WHAT TO PRODUCE | Report how many lines of the entries below contain the word "this", and nothing more.

--- DATA PROVIDED ---

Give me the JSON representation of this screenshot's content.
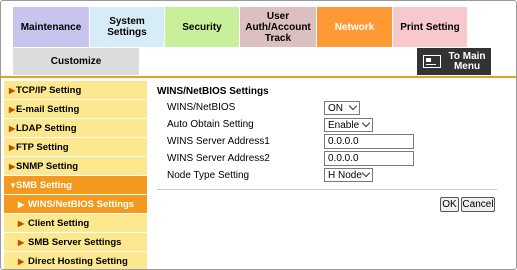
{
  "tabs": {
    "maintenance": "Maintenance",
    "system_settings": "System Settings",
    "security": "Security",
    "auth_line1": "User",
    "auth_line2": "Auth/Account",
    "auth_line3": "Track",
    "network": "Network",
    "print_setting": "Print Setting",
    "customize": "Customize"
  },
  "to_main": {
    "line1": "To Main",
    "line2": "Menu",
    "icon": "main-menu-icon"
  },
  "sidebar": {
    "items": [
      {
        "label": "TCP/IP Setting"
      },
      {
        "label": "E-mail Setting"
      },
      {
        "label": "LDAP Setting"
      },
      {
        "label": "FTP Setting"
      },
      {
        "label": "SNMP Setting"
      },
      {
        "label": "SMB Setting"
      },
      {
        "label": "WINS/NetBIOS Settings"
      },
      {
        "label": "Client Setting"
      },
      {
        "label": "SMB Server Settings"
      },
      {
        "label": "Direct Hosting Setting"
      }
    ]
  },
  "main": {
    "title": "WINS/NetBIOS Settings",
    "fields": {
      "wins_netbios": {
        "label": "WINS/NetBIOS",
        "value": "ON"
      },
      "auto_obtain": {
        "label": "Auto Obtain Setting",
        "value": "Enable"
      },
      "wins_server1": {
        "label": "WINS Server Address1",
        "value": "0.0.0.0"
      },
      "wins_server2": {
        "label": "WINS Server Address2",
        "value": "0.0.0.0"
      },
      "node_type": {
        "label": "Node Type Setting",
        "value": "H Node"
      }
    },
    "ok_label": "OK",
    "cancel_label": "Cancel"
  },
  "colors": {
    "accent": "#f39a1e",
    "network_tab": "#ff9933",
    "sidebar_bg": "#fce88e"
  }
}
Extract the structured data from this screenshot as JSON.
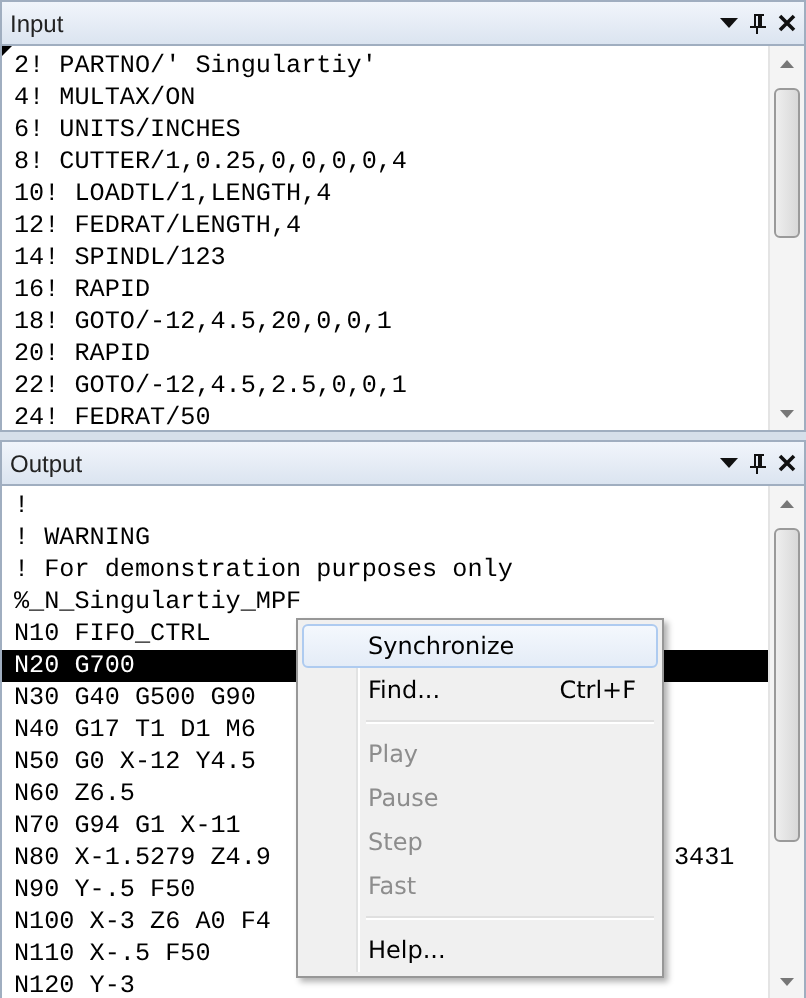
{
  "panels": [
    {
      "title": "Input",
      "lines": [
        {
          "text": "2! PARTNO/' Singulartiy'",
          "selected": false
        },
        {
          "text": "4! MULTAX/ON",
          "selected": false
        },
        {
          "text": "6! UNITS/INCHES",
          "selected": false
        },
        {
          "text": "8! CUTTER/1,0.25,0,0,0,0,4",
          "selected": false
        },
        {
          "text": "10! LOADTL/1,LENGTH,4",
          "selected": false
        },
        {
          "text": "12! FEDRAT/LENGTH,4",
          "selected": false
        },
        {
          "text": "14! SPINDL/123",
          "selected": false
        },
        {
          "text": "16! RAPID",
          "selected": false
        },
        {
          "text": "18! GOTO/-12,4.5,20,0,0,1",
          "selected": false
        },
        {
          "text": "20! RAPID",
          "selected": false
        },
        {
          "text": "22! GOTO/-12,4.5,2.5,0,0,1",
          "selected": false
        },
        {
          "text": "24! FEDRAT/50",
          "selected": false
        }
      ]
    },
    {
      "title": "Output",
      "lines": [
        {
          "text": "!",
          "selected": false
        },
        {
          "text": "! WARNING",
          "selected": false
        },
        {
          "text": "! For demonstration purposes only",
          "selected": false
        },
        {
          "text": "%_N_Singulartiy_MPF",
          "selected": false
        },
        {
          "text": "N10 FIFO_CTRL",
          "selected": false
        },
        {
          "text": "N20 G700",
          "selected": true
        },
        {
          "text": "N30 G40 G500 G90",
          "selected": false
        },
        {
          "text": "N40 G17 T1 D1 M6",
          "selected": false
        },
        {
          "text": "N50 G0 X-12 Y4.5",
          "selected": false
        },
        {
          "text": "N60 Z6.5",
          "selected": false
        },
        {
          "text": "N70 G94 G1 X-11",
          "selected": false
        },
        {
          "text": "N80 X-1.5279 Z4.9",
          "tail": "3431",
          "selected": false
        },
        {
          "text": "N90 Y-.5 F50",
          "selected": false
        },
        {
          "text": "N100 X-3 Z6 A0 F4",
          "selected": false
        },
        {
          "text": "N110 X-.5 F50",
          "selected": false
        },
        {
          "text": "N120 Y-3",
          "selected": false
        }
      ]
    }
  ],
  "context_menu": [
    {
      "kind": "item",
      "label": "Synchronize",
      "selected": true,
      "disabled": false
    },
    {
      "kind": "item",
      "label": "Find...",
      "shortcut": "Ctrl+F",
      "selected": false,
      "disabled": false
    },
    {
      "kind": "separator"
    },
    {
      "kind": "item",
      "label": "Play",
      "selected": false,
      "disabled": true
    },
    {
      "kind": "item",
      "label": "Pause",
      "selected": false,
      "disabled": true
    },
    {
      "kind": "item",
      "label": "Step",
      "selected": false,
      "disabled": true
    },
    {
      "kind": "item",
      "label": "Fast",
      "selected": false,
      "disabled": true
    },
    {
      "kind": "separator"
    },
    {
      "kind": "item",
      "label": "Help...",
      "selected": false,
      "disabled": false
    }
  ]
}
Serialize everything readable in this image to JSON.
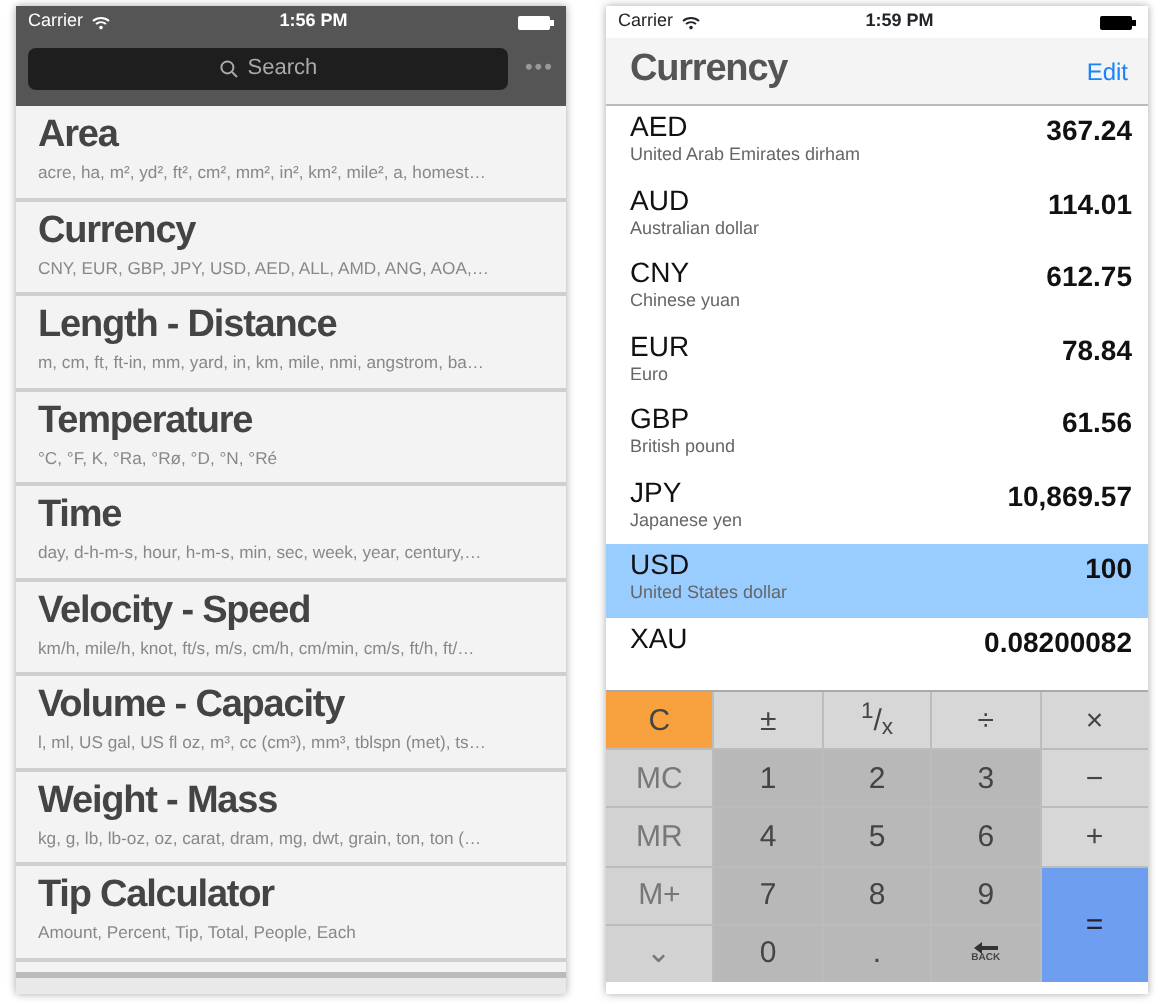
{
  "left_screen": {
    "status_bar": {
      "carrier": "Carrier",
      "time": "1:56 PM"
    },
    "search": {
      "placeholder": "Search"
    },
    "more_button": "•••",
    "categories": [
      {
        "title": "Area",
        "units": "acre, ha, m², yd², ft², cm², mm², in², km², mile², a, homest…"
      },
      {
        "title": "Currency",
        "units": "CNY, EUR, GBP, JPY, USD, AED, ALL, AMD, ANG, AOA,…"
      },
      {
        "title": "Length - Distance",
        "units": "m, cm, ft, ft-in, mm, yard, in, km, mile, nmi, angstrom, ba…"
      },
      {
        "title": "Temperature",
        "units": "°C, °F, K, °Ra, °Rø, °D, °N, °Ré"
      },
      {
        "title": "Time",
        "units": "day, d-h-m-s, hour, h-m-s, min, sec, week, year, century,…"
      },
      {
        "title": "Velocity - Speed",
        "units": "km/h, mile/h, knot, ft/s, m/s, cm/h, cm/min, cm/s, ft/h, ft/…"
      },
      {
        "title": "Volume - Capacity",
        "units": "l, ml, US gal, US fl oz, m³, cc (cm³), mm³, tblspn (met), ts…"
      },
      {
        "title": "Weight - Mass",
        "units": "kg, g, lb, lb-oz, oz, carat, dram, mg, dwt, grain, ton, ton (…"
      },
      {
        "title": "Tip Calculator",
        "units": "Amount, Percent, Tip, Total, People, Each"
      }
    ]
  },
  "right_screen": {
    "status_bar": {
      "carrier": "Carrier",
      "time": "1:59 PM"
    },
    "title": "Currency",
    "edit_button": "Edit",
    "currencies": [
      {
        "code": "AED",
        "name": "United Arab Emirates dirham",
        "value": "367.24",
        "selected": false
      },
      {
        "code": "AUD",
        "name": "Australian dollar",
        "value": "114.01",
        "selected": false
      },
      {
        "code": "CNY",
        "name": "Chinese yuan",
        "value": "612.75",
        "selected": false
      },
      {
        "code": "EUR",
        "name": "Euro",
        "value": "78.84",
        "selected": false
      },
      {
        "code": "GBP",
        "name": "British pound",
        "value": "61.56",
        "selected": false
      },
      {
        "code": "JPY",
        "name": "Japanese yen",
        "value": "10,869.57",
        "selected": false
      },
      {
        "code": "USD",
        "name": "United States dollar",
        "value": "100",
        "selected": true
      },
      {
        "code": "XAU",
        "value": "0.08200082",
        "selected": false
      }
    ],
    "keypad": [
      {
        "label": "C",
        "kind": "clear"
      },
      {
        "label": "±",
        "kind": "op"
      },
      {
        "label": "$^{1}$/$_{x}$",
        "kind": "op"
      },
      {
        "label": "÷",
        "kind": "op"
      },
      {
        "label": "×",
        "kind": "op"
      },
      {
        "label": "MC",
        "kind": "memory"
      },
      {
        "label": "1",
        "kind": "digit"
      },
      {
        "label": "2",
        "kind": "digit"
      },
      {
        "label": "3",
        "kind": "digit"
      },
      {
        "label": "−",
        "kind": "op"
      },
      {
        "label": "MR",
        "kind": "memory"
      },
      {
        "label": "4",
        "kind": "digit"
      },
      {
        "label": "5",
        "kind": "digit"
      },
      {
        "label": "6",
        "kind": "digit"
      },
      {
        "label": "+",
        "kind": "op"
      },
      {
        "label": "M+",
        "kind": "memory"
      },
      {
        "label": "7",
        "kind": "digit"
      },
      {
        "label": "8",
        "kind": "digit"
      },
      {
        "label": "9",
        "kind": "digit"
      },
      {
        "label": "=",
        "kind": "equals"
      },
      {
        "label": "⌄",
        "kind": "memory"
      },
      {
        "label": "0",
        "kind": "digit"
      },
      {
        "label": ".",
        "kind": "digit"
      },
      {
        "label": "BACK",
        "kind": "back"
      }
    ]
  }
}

---

SOLUTION BELOW | 3